### Short problem
Every line of the data that contains the string "name" must be copied.
• • • •
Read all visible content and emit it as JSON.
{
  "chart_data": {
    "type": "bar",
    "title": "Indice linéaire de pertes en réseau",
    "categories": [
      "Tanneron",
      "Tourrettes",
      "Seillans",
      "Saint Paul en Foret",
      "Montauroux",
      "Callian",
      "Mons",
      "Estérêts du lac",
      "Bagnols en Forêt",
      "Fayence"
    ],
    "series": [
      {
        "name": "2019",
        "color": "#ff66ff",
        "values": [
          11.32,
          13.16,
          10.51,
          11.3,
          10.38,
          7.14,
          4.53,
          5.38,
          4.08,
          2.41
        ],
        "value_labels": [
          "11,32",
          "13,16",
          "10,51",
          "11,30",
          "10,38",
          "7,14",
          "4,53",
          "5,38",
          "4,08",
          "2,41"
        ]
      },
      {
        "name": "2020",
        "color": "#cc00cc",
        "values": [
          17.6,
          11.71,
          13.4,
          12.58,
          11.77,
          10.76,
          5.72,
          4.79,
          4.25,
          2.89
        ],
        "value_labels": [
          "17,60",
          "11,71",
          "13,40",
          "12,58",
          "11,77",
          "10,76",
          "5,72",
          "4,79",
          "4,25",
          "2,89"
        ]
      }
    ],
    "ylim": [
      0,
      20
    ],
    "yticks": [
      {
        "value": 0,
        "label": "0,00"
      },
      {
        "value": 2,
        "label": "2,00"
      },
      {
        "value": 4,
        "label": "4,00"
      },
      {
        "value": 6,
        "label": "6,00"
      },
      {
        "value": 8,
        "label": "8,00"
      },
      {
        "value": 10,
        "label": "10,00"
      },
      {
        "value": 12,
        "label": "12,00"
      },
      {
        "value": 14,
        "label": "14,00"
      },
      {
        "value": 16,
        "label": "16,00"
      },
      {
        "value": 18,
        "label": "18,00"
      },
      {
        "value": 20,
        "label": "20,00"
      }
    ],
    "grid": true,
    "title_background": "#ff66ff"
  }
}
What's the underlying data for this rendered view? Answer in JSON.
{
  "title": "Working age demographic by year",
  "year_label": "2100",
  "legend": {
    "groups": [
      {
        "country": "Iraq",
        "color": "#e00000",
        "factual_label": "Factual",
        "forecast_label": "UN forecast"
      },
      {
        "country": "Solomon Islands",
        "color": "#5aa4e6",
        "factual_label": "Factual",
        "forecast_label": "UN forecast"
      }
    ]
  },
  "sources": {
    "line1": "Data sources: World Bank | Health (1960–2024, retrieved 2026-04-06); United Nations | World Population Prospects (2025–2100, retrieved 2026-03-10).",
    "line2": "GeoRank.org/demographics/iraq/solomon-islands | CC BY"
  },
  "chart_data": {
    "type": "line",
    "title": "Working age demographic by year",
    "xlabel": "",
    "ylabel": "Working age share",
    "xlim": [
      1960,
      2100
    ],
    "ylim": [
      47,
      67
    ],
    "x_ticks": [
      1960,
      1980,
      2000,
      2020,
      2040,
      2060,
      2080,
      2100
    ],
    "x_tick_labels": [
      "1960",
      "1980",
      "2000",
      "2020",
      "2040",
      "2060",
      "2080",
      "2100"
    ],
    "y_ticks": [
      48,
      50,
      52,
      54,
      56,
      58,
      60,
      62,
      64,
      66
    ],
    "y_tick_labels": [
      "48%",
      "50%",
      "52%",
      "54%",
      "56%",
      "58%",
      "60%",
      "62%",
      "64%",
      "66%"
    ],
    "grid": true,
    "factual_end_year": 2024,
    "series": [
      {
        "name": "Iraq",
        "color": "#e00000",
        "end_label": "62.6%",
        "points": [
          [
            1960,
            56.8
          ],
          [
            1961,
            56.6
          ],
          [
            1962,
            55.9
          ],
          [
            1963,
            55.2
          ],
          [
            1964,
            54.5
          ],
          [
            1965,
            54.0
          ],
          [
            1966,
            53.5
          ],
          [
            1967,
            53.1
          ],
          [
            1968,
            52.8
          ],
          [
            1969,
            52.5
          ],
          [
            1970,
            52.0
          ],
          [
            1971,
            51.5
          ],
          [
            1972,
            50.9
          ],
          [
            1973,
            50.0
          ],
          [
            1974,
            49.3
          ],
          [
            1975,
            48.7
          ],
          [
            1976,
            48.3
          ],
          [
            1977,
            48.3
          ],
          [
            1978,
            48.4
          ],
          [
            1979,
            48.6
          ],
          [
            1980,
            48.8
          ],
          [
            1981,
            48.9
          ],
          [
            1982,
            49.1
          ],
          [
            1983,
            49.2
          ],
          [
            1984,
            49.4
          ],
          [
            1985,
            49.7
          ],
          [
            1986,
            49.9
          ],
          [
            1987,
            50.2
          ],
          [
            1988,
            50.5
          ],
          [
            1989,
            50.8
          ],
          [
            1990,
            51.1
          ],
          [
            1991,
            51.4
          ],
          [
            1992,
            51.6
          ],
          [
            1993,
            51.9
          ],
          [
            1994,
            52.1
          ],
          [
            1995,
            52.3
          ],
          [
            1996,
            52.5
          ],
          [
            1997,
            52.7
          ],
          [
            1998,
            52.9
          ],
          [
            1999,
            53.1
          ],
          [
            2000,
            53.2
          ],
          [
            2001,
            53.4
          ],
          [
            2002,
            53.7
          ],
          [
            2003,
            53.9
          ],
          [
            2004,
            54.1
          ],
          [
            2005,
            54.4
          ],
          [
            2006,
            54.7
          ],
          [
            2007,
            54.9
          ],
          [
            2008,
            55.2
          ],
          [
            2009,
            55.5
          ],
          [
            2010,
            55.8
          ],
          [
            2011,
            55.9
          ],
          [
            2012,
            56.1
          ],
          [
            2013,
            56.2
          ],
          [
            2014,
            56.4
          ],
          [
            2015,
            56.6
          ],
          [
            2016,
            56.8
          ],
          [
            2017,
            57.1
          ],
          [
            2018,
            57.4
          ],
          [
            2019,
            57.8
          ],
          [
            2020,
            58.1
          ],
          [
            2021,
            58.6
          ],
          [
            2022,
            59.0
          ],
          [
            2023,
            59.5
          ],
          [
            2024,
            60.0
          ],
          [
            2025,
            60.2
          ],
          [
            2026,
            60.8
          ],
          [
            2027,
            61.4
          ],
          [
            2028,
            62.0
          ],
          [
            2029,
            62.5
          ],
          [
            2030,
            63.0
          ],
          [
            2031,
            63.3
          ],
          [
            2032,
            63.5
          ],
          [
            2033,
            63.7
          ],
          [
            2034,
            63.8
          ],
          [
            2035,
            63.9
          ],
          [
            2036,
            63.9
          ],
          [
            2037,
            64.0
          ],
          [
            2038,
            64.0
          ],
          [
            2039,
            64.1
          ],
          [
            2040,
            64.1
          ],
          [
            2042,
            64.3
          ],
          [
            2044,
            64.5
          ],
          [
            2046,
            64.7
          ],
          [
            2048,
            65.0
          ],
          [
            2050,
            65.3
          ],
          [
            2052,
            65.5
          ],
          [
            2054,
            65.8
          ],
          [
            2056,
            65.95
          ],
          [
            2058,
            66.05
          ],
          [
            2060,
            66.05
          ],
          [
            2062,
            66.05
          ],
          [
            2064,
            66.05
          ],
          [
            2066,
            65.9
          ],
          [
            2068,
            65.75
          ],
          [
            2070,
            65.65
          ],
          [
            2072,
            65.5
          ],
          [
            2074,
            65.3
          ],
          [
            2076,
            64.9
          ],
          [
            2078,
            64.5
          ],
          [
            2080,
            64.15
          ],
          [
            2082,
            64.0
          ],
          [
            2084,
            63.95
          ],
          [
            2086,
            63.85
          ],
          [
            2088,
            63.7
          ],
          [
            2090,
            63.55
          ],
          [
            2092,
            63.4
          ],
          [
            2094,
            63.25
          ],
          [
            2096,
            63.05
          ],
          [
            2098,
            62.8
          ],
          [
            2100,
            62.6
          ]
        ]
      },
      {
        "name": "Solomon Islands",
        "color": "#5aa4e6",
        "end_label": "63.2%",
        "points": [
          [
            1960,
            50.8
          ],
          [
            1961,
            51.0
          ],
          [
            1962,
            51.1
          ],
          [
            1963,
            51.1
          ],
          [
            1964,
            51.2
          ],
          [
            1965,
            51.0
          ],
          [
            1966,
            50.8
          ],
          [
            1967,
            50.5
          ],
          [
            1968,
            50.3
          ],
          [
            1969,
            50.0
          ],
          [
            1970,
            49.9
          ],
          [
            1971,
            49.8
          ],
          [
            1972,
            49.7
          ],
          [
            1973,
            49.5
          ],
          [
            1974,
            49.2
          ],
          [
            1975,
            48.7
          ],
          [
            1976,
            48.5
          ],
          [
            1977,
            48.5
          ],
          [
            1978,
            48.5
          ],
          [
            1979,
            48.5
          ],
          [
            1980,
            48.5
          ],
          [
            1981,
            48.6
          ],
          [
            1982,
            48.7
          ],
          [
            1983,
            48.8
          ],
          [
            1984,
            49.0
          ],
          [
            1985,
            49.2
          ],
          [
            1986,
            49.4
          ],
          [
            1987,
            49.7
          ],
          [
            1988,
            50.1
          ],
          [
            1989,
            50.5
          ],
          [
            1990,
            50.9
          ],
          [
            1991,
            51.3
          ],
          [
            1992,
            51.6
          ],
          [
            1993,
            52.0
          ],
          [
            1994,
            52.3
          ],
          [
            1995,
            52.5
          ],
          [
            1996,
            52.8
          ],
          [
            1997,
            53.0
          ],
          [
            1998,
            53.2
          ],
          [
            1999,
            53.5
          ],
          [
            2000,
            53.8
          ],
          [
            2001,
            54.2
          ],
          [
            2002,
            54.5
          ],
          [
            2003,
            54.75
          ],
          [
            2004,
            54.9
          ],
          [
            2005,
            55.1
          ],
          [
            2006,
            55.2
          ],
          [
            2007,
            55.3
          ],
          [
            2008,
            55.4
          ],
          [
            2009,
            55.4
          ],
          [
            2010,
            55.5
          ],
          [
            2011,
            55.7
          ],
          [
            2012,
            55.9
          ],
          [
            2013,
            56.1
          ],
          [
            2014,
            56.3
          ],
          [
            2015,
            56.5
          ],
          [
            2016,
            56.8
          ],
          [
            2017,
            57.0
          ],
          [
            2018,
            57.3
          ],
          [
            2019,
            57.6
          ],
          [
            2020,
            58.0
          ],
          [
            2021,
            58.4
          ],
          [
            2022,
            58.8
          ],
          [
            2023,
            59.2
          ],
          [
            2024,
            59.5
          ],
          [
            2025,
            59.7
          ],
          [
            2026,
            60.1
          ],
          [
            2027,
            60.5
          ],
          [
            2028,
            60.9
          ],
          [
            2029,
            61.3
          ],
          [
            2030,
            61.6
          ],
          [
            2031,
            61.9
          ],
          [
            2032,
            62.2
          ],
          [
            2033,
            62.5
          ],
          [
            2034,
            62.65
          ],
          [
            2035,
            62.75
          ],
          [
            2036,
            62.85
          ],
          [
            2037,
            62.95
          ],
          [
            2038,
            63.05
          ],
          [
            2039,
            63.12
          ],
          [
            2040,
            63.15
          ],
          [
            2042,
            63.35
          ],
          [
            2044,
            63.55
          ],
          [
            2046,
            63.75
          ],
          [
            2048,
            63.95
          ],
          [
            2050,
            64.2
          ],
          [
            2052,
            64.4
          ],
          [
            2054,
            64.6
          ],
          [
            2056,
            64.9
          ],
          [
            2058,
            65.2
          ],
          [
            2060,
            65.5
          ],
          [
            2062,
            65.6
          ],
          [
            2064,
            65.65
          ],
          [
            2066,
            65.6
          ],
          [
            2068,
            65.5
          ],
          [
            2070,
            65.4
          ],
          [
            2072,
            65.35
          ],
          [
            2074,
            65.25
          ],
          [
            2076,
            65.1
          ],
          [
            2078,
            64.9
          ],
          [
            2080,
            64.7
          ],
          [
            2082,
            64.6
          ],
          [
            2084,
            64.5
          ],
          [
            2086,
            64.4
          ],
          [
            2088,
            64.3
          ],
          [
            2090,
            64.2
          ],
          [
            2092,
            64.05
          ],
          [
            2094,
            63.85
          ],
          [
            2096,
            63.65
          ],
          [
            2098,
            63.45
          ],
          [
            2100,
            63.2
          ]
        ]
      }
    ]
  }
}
• • • •
### Full answer
        "name": "2019",
        "name": "2020",
        "name": "Iraq",
        "name": "Solomon Islands",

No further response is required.